_Provided text_:
_ _ _ _ _

Simple Sharding Logic

Sharding is the technique where you split static components across multiple domains so the browser can fetch more components in parallel? (Which browser? How many components per hostname? Ask browserscope.org)

So you have, say, image-a.png and image-b.png. You want to serve image-a from domain1.example.org and image-b.png from domain2.example.org

The thing is you don't want to randomize which image goes to which host in different page views. Otherwise you'll do like cnn.com where the same image (a 1x1 gif) is served from three different domains (in the same pageview even) causing three HTTP requests.

Here's a simple solution: use modulus to split components into buckets based on their URL (or path name).

Billy "Zoompf" Hoffman mentioned this as a simple strategy - if you want to split to two hostnames, take the length of the image path. If it divides by two - serve from host 2. Otherwise - host 1.

Same simple logic can apply for splitting into as many hostname buckets as you want. Need three buckets? % 3. Four buckets? % 4.

You can even do it per browser, for example if it's IE6, split to more buckets.

Here's the SSL (Simple Sharding Logic :) ) expressed in JavaScript:

function getBucket(url, numbuckets) {
  var number = url.length,
       group = number % numbuckets;
  return group;
}

If you think most of your paths will have same length, e.g. /images/top.png, /images/nav.png, /images/bot.png you can use some other number, e.g. the character code of the middle letter in the path.

var number = url.charCodeAt(parseInt(url.length/2));

Or the code of the letter in 1/4 of the path + the one in the middle + the on in 3/4 of the path. You get the point - all you need is a number that can be produced from the file path (or content or anything) and won't change from one page view to the next. You need stable file-to-hostname resolutions above all.

_ _ _ _ _

_Data_:
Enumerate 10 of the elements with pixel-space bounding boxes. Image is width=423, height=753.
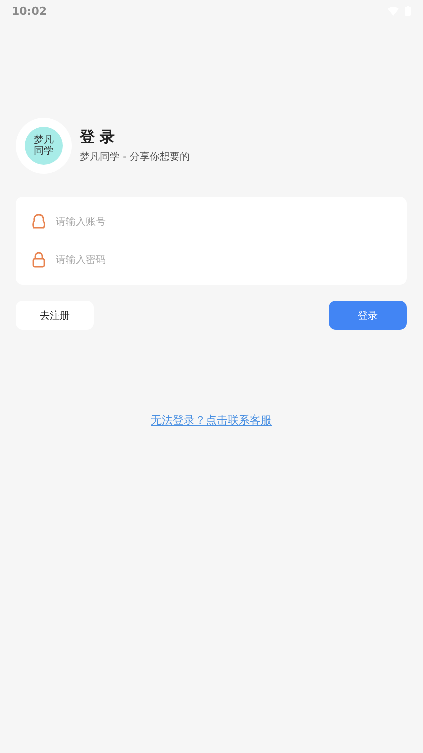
account-field[interactable]: 请输入账号 <box>56 216 391 228</box>
login-title: 登 录 <box>80 128 116 147</box>
contact-support-link[interactable]: 无法登录？点击联系客服 <box>151 414 272 427</box>
login-button[interactable]: 登录 <box>329 301 407 330</box>
status-time: 10:02 <box>12 4 48 18</box>
register-button[interactable]: 去注册 <box>16 301 94 330</box>
app-logo: 梦凡同学 <box>16 118 72 174</box>
app-slogan: 梦凡同学 - 分享你想要的 <box>80 150 190 164</box>
lock-icon <box>32 252 46 268</box>
user-icon <box>32 214 46 230</box>
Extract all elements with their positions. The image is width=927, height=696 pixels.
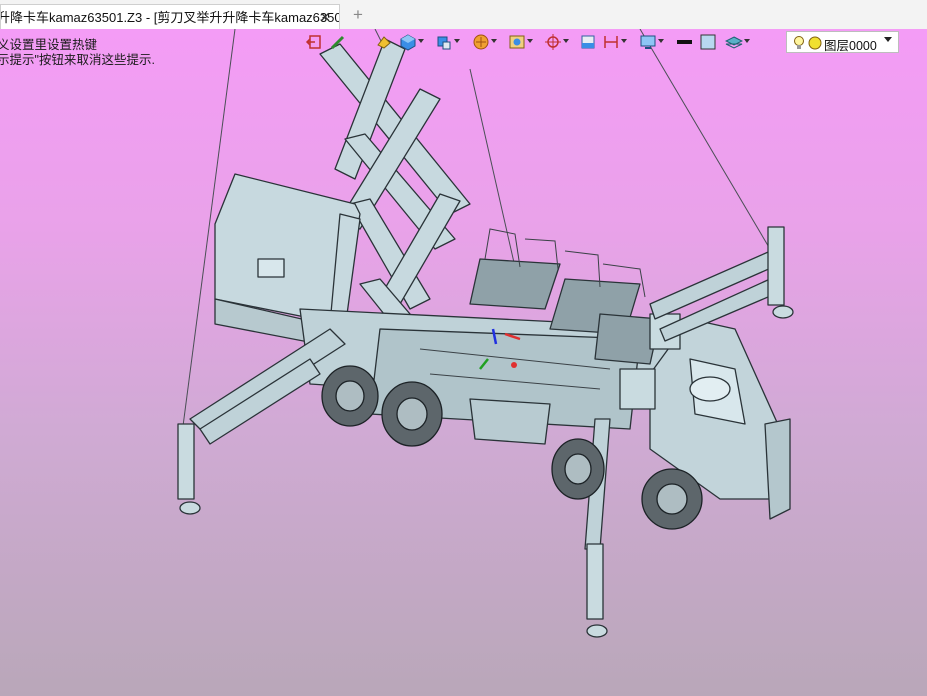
- dimension-icon[interactable]: [600, 30, 628, 54]
- view-orientation-icon[interactable]: [433, 30, 461, 54]
- document-tab-bar: 升降卡车kamaz63501.Z3 - [剪刀叉举升升降卡车kamaz63501…: [0, 0, 927, 30]
- lightbulb-icon: [794, 36, 804, 49]
- document-tab-title: 升降卡车kamaz63501.Z3 - [剪刀叉举升升降卡车kamaz63501…: [0, 10, 340, 25]
- render-style-icon[interactable]: [470, 30, 498, 54]
- shaded-cube-icon[interactable]: [397, 30, 425, 54]
- screen-display-icon[interactable]: [637, 30, 665, 54]
- view-sketch-icon[interactable]: [327, 30, 355, 54]
- fill-color-icon[interactable]: [697, 30, 725, 54]
- camera-icon[interactable]: [506, 30, 534, 54]
- 3d-viewport[interactable]: 义设置里设置热键 示提示"按钮来取消这些提示. 图层0000: [0, 29, 927, 696]
- chevron-down-icon: [884, 37, 892, 42]
- hint-line-2: 示提示"按钮来取消这些提示.: [0, 53, 155, 67]
- snap-target-icon[interactable]: [542, 30, 570, 54]
- view-toolbar: 图层0000: [303, 30, 903, 54]
- layer-name: 图层0000: [824, 39, 877, 53]
- layer-stack-icon[interactable]: [723, 30, 751, 54]
- layer-dropdown[interactable]: 图层0000: [786, 31, 899, 53]
- plus-icon[interactable]: +: [349, 4, 367, 26]
- document-tab[interactable]: 升降卡车kamaz63501.Z3 - [剪刀叉举升升降卡车kamaz63501…: [0, 4, 340, 29]
- layer-color-icon: [808, 36, 822, 50]
- scissor-lift-truck-model: [177, 29, 794, 638]
- close-icon[interactable]: ✕: [319, 5, 331, 29]
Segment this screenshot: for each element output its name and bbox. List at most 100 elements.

_ _ _ _ _

_Given task 1_:
Summarize the text on simple sharding logic in two sentences.
_Given task 2_:
In the records, output the lines starting at the line that contains "account-field[interactable]: 请输入账号 <box>56" and ending at the line that contains "user-icon <box>32 214 46 230</box>", with both of those lines included, reproducing each one precisely.

_Exercise result 1_:
Sharding splits static components across multiple domains so the browser can fetch more of them in parallel, but which component goes to which host should not be randomized between page views. A simple solution is to use modulus to split components into buckets based on a number derived from their URL, such as the path length or the character code of the middle letter, as long as the file-to-hostname resolution stays stable.

_Exercise result 2_:
account-field[interactable]: 请输入账号 <box>56 216 391 228</box>
login-title: 登 录 <box>80 128 116 147</box>
contact-support-link[interactable]: 无法登录？点击联系客服 <box>151 414 272 427</box>
login-button[interactable]: 登录 <box>329 301 407 330</box>
status-time: 10:02 <box>12 4 48 18</box>
register-button[interactable]: 去注册 <box>16 301 94 330</box>
app-logo: 梦凡同学 <box>16 118 72 174</box>
app-slogan: 梦凡同学 - 分享你想要的 <box>80 150 190 164</box>
lock-icon <box>32 252 46 268</box>
user-icon <box>32 214 46 230</box>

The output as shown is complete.